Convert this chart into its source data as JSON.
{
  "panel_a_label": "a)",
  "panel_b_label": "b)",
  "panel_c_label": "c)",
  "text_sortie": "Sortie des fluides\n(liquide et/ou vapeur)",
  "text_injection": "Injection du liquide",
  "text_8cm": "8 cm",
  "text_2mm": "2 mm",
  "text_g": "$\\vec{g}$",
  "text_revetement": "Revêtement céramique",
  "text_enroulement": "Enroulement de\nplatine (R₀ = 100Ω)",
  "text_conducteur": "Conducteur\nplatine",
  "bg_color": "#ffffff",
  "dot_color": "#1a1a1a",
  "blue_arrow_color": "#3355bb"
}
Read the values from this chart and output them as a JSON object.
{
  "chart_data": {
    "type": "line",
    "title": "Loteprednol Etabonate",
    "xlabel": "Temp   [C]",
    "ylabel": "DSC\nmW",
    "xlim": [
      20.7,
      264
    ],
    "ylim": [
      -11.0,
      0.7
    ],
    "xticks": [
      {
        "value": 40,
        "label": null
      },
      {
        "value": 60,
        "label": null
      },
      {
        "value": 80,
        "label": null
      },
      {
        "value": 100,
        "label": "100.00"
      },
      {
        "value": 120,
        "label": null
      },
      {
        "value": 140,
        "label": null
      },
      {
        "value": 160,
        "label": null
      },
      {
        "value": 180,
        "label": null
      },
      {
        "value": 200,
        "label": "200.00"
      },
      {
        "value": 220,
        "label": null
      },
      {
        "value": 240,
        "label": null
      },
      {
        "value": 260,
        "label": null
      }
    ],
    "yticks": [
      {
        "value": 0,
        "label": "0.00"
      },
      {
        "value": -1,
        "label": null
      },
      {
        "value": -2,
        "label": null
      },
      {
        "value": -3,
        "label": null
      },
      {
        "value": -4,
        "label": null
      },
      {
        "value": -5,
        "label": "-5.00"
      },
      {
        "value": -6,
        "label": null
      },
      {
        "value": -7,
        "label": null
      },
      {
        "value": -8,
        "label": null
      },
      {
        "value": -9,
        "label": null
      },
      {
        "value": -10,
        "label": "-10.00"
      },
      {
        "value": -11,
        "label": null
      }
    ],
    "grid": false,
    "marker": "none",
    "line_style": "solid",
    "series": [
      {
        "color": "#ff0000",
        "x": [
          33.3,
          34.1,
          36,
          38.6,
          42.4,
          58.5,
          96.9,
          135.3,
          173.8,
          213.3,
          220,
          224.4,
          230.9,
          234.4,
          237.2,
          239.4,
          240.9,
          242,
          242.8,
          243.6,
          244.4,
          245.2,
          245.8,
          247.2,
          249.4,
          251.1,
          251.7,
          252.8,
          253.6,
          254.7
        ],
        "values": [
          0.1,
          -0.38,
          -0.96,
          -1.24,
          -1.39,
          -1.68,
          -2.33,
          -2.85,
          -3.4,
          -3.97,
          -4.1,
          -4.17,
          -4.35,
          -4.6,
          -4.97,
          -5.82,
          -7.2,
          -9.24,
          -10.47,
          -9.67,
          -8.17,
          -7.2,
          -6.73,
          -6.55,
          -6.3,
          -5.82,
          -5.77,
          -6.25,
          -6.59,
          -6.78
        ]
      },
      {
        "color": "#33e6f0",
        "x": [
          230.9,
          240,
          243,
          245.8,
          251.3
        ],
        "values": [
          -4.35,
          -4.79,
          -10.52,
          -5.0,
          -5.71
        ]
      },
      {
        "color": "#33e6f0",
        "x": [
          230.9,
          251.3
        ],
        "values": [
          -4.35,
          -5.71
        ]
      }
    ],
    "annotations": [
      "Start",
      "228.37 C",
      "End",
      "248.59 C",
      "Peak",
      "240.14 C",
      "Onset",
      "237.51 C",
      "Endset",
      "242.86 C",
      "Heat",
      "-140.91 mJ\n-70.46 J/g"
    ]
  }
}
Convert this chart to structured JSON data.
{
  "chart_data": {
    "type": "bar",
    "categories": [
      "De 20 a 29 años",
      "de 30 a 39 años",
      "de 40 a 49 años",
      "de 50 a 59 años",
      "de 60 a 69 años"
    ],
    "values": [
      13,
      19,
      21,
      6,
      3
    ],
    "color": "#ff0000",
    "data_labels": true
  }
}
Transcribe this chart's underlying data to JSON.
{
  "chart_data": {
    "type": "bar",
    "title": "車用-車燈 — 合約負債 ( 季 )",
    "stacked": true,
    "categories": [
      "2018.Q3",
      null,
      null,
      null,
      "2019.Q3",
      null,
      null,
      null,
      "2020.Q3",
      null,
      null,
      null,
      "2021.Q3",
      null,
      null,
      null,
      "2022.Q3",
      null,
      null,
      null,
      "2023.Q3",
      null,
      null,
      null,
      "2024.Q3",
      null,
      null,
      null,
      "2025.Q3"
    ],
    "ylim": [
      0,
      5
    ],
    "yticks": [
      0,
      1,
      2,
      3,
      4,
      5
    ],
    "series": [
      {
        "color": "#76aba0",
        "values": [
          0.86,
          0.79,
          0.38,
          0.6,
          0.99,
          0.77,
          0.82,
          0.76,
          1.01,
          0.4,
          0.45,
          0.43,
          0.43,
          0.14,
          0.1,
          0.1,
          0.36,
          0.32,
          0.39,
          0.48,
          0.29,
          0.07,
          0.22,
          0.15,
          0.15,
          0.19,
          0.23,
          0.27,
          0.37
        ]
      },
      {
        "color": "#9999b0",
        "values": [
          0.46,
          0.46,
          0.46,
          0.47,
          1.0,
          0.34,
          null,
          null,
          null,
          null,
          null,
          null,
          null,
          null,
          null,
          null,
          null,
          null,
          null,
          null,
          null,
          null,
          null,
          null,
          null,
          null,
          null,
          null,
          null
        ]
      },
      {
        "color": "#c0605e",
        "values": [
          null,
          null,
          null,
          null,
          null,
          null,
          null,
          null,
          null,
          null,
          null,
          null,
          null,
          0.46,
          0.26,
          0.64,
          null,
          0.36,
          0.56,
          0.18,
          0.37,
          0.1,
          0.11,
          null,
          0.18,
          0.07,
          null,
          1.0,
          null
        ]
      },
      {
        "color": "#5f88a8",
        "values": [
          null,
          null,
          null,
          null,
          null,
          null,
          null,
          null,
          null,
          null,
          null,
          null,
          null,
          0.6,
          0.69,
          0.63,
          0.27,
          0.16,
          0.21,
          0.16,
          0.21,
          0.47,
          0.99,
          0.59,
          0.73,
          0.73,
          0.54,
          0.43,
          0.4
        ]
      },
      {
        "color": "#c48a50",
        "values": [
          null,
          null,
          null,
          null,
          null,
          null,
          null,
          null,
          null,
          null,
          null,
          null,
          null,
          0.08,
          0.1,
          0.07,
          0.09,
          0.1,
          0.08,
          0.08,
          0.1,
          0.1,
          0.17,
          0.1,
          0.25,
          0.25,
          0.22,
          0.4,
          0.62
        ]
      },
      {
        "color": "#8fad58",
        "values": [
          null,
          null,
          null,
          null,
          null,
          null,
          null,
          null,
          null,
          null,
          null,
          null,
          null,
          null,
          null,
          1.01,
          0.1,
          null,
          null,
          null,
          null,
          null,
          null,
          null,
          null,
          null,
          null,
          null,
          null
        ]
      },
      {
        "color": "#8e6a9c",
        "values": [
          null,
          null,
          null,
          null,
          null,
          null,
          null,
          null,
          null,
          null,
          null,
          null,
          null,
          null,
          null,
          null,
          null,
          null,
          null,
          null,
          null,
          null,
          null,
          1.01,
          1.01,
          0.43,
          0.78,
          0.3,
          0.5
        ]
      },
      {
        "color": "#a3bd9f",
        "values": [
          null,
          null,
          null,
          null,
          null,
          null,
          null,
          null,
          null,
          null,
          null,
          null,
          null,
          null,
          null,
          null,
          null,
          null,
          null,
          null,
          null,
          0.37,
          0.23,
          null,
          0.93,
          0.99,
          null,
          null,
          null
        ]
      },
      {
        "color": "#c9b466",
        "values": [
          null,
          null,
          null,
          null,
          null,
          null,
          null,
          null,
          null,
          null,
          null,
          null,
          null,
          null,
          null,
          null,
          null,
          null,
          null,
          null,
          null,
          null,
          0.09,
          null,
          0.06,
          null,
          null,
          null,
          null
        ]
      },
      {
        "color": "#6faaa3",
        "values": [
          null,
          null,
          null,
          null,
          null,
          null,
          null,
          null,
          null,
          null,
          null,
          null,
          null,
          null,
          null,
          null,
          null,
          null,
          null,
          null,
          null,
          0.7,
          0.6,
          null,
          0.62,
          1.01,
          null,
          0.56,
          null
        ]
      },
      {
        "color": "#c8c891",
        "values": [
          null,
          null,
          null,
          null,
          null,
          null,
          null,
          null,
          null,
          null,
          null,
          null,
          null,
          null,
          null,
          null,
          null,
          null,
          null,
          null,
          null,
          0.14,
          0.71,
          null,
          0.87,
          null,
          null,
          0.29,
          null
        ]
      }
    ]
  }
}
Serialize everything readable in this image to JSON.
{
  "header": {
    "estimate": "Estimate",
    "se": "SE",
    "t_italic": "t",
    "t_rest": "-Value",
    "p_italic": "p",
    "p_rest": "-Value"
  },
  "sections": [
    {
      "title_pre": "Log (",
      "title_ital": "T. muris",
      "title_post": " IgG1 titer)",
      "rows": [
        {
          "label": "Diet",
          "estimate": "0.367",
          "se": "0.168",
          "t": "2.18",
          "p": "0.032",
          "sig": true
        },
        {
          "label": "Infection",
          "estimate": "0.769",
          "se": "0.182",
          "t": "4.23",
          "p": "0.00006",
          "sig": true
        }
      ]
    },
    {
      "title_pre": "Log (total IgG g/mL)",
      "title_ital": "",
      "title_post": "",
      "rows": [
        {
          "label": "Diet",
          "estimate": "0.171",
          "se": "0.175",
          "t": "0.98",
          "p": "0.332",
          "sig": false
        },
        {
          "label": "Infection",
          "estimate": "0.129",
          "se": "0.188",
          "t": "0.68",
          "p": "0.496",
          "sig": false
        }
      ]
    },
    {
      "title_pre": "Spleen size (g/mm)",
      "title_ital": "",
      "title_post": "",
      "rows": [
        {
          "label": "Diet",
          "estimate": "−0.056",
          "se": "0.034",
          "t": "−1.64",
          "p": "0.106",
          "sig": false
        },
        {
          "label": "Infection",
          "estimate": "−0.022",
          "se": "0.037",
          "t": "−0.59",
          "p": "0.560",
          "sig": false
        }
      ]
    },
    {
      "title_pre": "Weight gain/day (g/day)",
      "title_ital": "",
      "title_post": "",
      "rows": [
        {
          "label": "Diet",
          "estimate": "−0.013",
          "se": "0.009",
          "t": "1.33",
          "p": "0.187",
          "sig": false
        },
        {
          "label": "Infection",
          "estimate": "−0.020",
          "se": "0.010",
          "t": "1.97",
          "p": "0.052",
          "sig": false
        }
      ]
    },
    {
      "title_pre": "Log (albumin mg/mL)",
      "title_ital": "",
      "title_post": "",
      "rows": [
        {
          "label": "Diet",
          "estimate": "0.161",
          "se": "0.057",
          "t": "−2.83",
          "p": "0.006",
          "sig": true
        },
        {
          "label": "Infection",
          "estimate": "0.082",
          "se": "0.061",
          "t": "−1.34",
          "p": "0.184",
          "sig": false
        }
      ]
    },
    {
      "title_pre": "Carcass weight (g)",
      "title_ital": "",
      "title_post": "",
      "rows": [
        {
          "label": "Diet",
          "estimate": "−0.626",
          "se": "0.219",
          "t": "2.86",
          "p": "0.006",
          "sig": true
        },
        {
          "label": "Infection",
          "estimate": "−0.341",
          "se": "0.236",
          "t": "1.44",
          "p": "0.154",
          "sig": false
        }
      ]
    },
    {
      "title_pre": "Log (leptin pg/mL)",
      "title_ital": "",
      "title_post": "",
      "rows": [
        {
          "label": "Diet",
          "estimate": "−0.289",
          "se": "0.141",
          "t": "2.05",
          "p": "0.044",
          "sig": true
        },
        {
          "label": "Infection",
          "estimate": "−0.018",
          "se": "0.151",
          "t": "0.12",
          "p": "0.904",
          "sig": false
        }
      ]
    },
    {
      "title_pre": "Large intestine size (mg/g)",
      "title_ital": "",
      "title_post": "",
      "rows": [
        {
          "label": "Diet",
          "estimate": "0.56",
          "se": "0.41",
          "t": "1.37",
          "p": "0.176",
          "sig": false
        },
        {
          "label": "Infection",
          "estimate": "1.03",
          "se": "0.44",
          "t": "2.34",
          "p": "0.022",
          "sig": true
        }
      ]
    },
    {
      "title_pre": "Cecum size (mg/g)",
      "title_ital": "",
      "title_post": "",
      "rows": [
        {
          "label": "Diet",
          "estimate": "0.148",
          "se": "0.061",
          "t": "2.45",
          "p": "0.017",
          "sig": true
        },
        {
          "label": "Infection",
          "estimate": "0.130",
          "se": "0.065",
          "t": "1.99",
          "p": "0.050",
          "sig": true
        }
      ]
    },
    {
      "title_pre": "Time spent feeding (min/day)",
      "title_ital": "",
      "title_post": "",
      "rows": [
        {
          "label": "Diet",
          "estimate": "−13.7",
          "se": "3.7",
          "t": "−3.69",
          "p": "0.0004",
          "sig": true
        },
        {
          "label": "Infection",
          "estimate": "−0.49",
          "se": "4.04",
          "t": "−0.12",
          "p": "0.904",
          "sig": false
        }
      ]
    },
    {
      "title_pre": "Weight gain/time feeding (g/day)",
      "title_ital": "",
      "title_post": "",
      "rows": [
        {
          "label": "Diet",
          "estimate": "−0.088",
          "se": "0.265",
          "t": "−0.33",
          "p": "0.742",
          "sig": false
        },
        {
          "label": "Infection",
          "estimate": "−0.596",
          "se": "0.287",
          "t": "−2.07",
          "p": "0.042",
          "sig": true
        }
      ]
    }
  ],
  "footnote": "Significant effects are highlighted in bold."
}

+---+

Direction: From the listing above, collect each line in which the string "this" appears.

The response:
Convert this chart into its source data as JSON.
Read the values from this chart and output them as a JSON object.
Convert this chart to structured JSON data.
Transcribe this chart's underlying data to JSON.
Serialize everything readable in this image to JSON.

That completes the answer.